ZITIERTER AUSZUG:

⟨

Seit einiger Zeit steigt in Wennigsen jeden morgen ein junger Typ ein. Schweigsam wie die meisten morgens.
Er stellt sich dann in eine Ecke, macht seine Jacke auf und stellt seine Tasche ab. Ein komischer Kauz, denke ich manchmal. Diese Kombinationen, die er manchmal an hat... Eine graue Jeans, dazu ein hellblauer Kapuzenpullover und eine grünbraune Jacke, oftmals noch irgendein Cap dazu. Das sieht dann irgendwie aus, als wäre er einer dieser Typen, die sich hinter grau und schwarz verstecken um die Welt von sich fernzuhalten. Irgendwie depressiv.
An anderen Tagen sieht er fast gut aus. Eine helle, modische Jeans, dazu ein leinen-gelber Stoffpulli mit Reißverschluss bis zur Brust, leicht aufgestellter Kragen. Da wirkt die erwähnte Jacke beinahe modisch. Unter dem Reißverschluss erkennt man dann auch manchmal ein rotes oder blaues Shirt, was irgendwie einen frischen Hauch in diese Optik bringt.
Ganz selten hat er mal eine Baggi an, Southpole, ziemlich ausgelatscht und Schätzungsweise über fünf Jahre alt. Im Sommer manchmal mit rotem Nike-Muscle-Shirt, im Winter eher mit einem doch irgendwie passenden Pulli. Aber auch das steht ihm irgendwie, obwohl er dann nicht wie diese 08/15-Baggi-Träger wirkt.
Die Tasche die er trägt ist allerdings immer die gleiche. Ich frag mich manchmal wieso er glaubt diese Kunstledertasche zum Umhängen würde dazu passen. Vielleicht glaubt er das gibt ihm so den Look eines Studenten und macht ihn optisch intelligenter.
Meistens hört er Musik, senkt den Kopf und klappert die ganze Zeit mit den Füßen und beiden Händen, so als würde er ununterbrochen Schlagzeug spielen. Entweder geht das niemandem außer mir auf die Nerven, oder die Leute sind froh, dass er nicht zu der Handy-Lautsprecher benutzenden Fraktion gehört.

⟩

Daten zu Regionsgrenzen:
⟨

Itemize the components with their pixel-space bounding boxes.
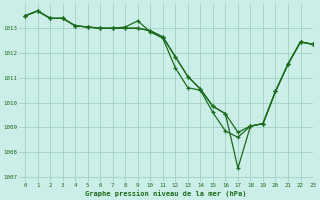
X-axis label: Graphe pression niveau de la mer (hPa): Graphe pression niveau de la mer (hPa) [85, 190, 247, 197]
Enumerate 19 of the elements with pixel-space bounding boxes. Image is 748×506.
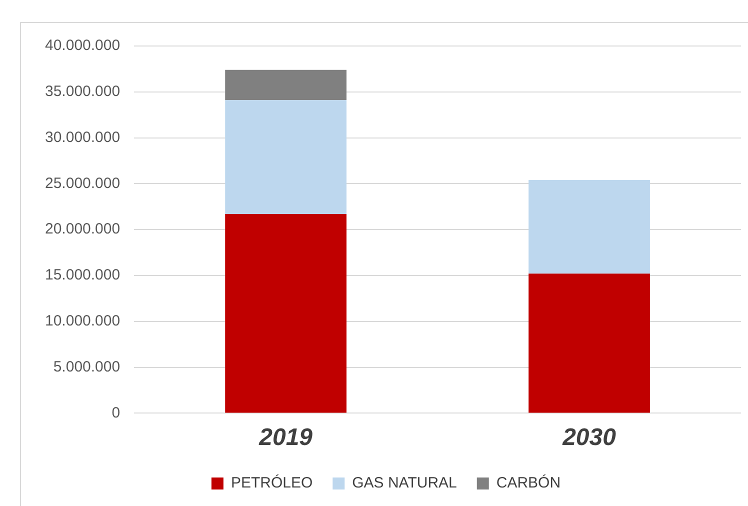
legend-label: GAS NATURAL <box>352 474 457 492</box>
y-tick-label: 10.000.000 <box>44 312 120 330</box>
legend-label: PETRÓLEO <box>230 474 313 492</box>
y-tick-label: 5.000.000 <box>53 358 120 376</box>
bar <box>528 180 650 274</box>
bar <box>225 214 346 413</box>
x-tick-label: 2030 <box>562 424 617 452</box>
y-tick-label: 20.000.000 <box>44 220 120 238</box>
bar <box>225 100 346 214</box>
legend-label: CARBÓN <box>496 474 561 492</box>
x-tick-label: 2019 <box>258 424 314 452</box>
y-tick-label: 30.000.000 <box>44 128 120 146</box>
y-tick-label: 40.000.000 <box>44 37 120 54</box>
y-tick-label: 15.000.000 <box>44 266 120 284</box>
bar <box>225 70 346 100</box>
y-tick-label: 35.000.000 <box>44 83 120 100</box>
bar <box>528 274 650 413</box>
y-tick-label: 25.000.000 <box>44 174 120 192</box>
y-tick-label: 0 <box>112 404 120 422</box>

⟩

ARBEITSAUFTRAG:
Welche Tasche trägt der junge Mann laut dem Auszug immer?

LÖSUNG DER AUFGABE:
Er trägt immer dieselbe Kunstledertasche zum Umhängen.